(Data excerpts)

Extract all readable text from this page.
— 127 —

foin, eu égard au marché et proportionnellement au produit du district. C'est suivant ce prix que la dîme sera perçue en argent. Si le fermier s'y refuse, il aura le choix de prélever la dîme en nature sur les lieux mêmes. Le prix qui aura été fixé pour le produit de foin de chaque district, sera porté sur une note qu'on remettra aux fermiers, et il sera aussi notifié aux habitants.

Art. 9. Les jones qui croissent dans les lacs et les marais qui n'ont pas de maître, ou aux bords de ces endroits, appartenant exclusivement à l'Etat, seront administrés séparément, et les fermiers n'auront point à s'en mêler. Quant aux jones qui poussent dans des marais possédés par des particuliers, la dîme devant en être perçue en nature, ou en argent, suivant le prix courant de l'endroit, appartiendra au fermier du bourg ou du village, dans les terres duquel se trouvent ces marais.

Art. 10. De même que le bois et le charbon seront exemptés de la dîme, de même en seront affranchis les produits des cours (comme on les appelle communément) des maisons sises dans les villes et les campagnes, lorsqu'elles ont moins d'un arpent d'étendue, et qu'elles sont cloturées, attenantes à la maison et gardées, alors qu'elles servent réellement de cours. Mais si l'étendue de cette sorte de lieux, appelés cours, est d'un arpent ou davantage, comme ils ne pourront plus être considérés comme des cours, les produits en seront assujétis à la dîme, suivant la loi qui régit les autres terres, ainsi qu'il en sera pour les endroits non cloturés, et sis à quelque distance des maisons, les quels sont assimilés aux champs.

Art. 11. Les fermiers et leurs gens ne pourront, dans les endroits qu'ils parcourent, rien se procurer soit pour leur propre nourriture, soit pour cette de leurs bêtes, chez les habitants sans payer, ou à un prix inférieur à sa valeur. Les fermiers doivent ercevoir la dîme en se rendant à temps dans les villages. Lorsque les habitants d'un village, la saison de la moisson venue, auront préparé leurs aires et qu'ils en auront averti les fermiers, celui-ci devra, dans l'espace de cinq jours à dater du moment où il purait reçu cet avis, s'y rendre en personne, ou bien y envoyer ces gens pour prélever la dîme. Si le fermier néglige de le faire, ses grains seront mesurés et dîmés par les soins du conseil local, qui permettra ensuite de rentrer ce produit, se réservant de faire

--

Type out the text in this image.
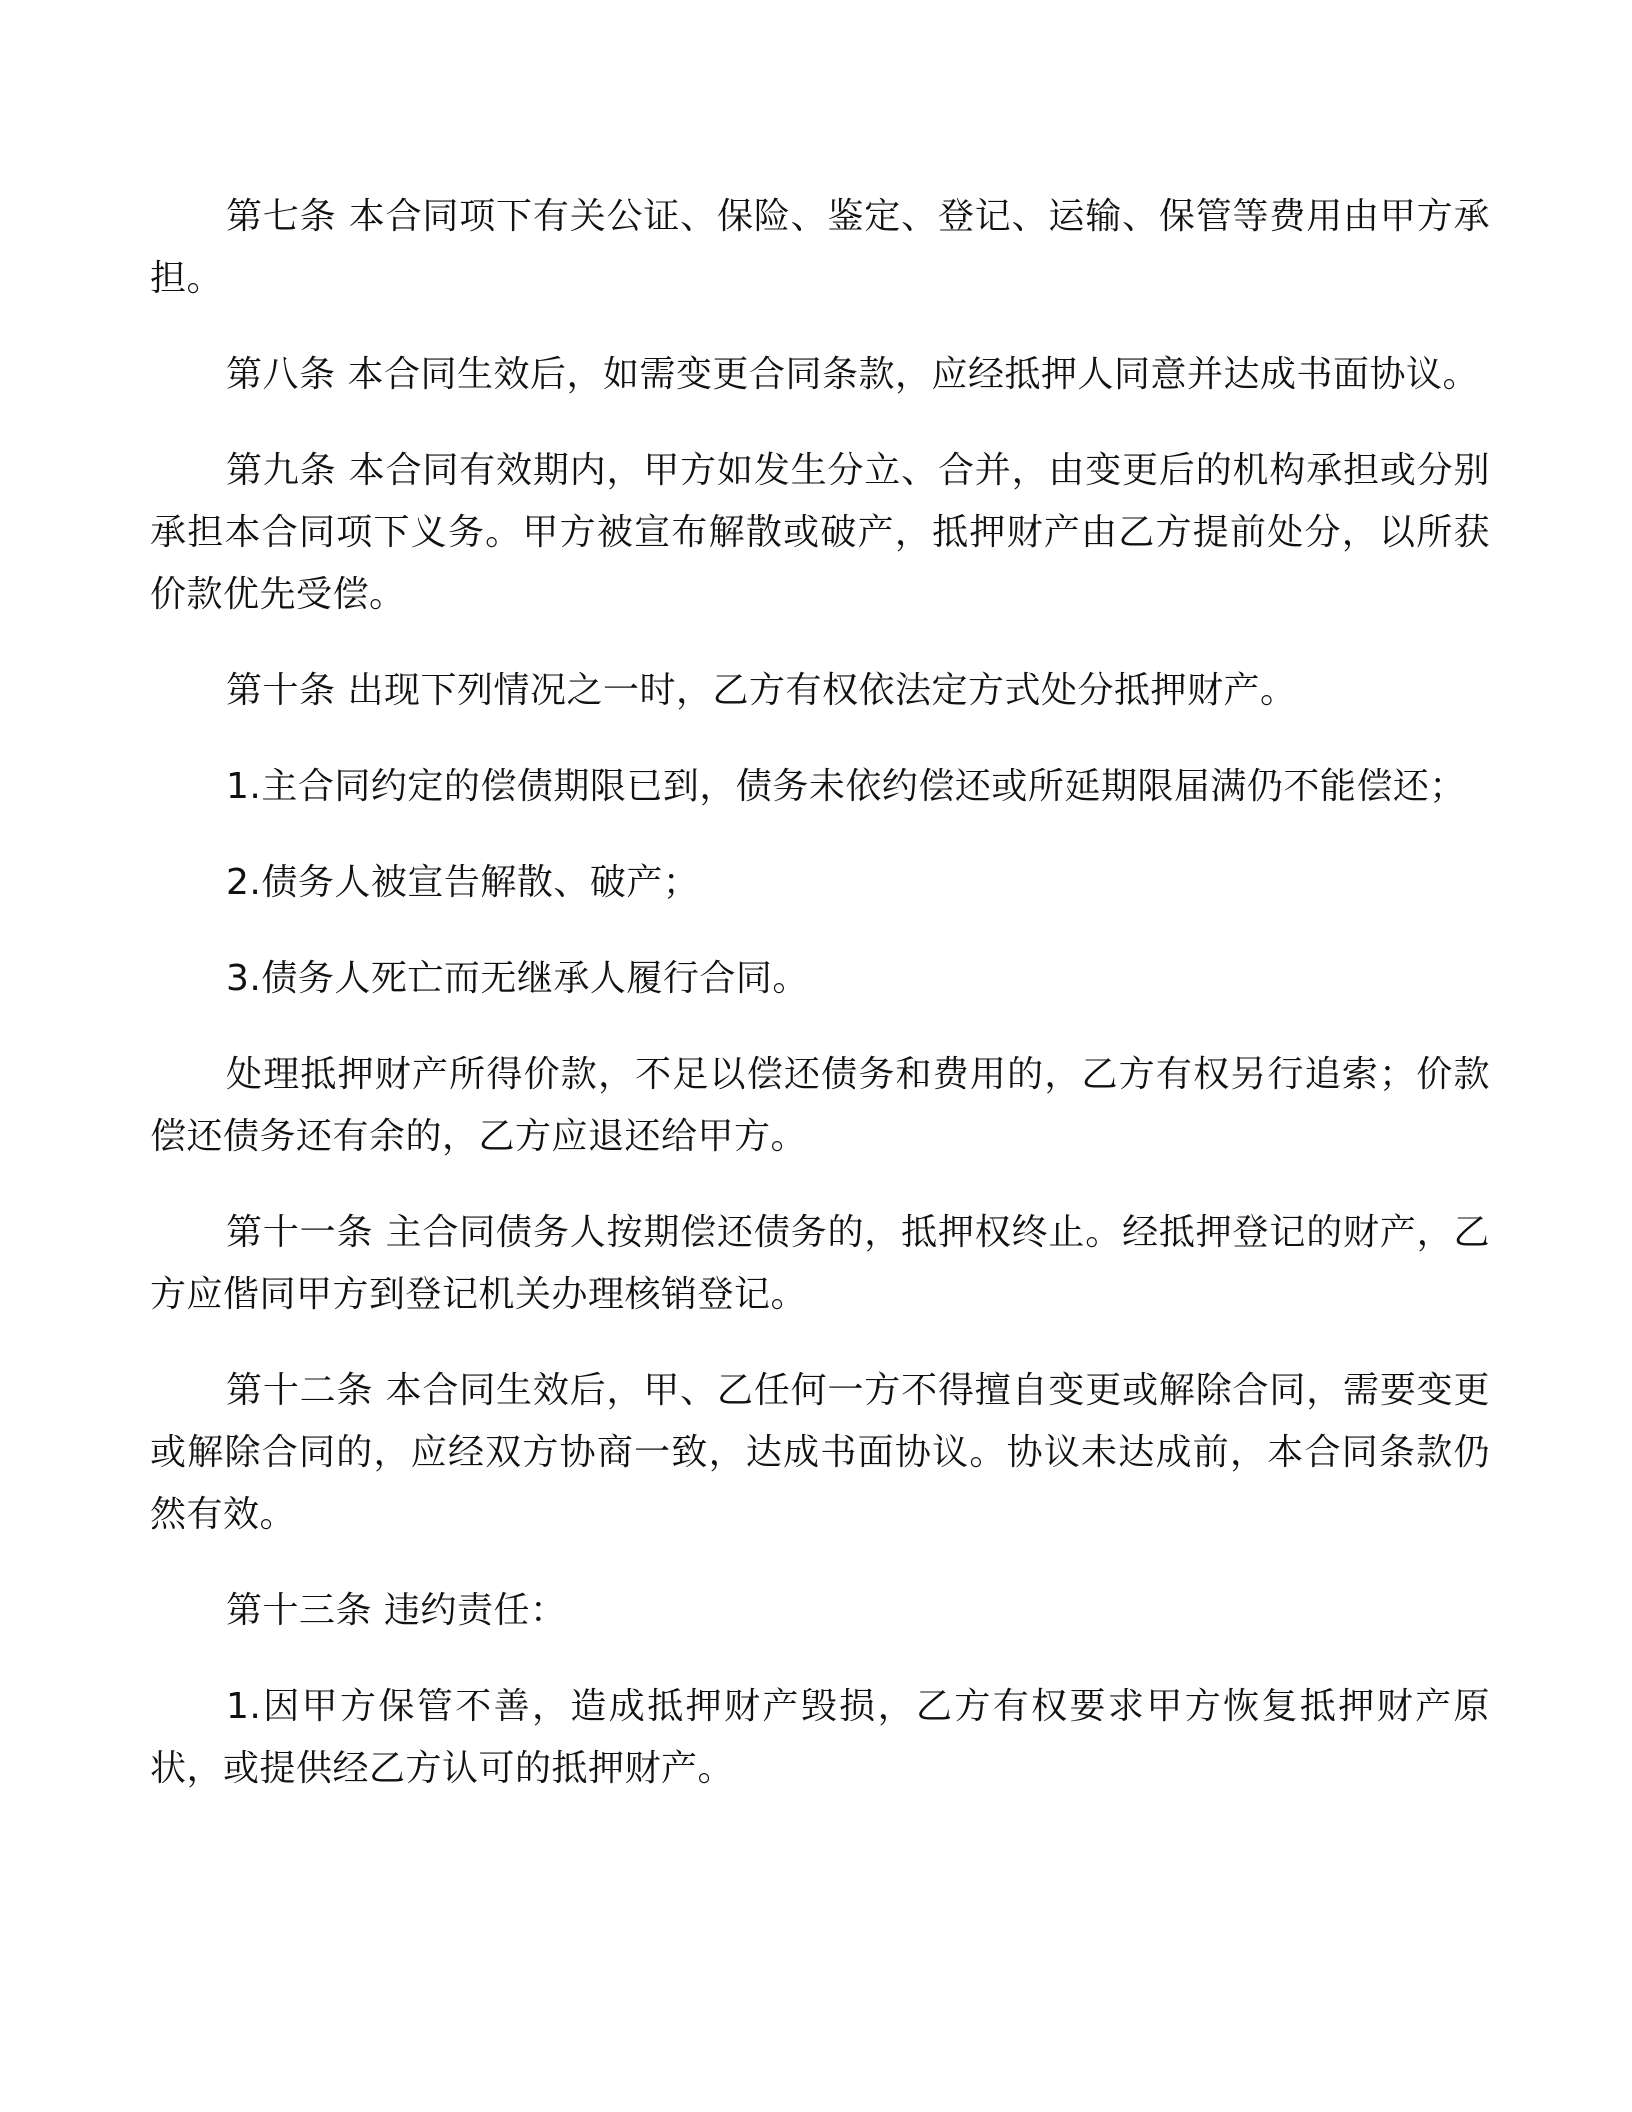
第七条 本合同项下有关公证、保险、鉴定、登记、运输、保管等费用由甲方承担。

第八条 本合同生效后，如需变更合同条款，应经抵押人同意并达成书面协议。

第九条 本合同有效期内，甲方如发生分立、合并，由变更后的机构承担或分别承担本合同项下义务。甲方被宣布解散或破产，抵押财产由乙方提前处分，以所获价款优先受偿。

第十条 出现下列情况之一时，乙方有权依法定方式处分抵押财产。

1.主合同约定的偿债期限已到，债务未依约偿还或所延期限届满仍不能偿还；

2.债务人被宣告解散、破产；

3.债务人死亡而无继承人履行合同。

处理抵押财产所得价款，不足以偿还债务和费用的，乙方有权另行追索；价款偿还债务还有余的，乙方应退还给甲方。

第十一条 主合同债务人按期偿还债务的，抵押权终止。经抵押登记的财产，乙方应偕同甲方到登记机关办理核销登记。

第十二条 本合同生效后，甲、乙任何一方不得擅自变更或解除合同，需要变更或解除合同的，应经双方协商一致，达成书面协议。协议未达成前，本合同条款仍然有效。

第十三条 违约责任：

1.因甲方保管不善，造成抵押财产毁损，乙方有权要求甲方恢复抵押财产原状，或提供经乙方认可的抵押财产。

Given exercise —
In the lines above, find each one with "perçue" and list it.

Solution for this exercise —
foin, eu égard au marché et proportionnellement au produit du district. C'est suivant ce prix que la dîme sera perçue en argent. Si le fermier s'y refuse, il aura le choix de prélever la dîme en nature sur les lieux mêmes. Le prix qui aura été fixé pour le produit de foin de chaque district, sera porté sur une note qu'on remettra aux fermiers, et il sera aussi notifié aux habitants.
Art. 9. Les jones qui croissent dans les lacs et les marais qui n'ont pas de maître, ou aux bords de ces endroits, appartenant exclusivement à l'Etat, seront administrés séparément, et les fermiers n'auront point à s'en mêler. Quant aux jones qui poussent dans des marais possédés par des particuliers, la dîme devant en être perçue en nature, ou en argent, suivant le prix courant de l'endroit, appartiendra au fermier du bourg ou du village, dans les terres duquel se trouvent ces marais.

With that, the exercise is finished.